*Extracted data*
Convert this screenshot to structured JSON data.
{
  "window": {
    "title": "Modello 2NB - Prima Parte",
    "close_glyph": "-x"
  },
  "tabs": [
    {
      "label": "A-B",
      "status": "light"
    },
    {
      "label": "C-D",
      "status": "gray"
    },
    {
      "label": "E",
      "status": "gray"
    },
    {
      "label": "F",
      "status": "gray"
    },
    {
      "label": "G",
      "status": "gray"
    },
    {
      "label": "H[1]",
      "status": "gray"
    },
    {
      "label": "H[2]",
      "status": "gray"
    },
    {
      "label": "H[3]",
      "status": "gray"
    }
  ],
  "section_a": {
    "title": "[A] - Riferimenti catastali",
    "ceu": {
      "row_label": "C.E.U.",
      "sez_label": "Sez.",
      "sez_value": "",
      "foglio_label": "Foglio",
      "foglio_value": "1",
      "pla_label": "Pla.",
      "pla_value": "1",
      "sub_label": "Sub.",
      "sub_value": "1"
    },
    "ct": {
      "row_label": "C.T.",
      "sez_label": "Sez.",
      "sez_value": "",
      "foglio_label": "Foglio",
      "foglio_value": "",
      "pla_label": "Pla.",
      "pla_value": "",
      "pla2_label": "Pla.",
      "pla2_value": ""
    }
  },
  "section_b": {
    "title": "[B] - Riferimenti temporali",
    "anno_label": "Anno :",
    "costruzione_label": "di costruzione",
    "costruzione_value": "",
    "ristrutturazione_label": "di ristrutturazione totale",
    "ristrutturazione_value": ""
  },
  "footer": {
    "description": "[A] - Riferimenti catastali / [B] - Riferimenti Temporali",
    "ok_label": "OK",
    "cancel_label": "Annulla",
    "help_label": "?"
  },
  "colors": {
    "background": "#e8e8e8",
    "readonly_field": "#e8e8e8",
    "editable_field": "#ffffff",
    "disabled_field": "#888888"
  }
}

*Task brief*
Retype the data in full and match it exactly.

*Correct output*
Convert this screenshot to structured JSON data.
{
  "window": {
    "title": "Modello 2NB - Prima Parte",
    "close_glyph": "-x"
  },
  "tabs": [
    {
      "label": "A-B",
      "status": "light"
    },
    {
      "label": "C-D",
      "status": "gray"
    },
    {
      "label": "E",
      "status": "gray"
    },
    {
      "label": "F",
      "status": "gray"
    },
    {
      "label": "G",
      "status": "gray"
    },
    {
      "label": "H[1]",
      "status": "gray"
    },
    {
      "label": "H[2]",
      "status": "gray"
    },
    {
      "label": "H[3]",
      "status": "gray"
    }
  ],
  "section_a": {
    "title": "[A] - Riferimenti catastali",
    "ceu": {
      "row_label": "C.E.U.",
      "sez_label": "Sez.",
      "sez_value": "",
      "foglio_label": "Foglio",
      "foglio_value": "1",
      "pla_label": "Pla.",
      "pla_value": "1",
      "sub_label": "Sub.",
      "sub_value": "1"
    },
    "ct": {
      "row_label": "C.T.",
      "sez_label": "Sez.",
      "sez_value": "",
      "foglio_label": "Foglio",
      "foglio_value": "",
      "pla_label": "Pla.",
      "pla_value": "",
      "pla2_label": "Pla.",
      "pla2_value": ""
    }
  },
  "section_b": {
    "title": "[B] - Riferimenti temporali",
    "anno_label": "Anno :",
    "costruzione_label": "di costruzione",
    "costruzione_value": "",
    "ristrutturazione_label": "di ristrutturazione totale",
    "ristrutturazione_value": ""
  },
  "footer": {
    "description": "[A] - Riferimenti catastali / [B] - Riferimenti Temporali",
    "ok_label": "OK",
    "cancel_label": "Annulla",
    "help_label": "?"
  },
  "colors": {
    "background": "#e8e8e8",
    "readonly_field": "#e8e8e8",
    "editable_field": "#ffffff",
    "disabled_field": "#888888"
  }
}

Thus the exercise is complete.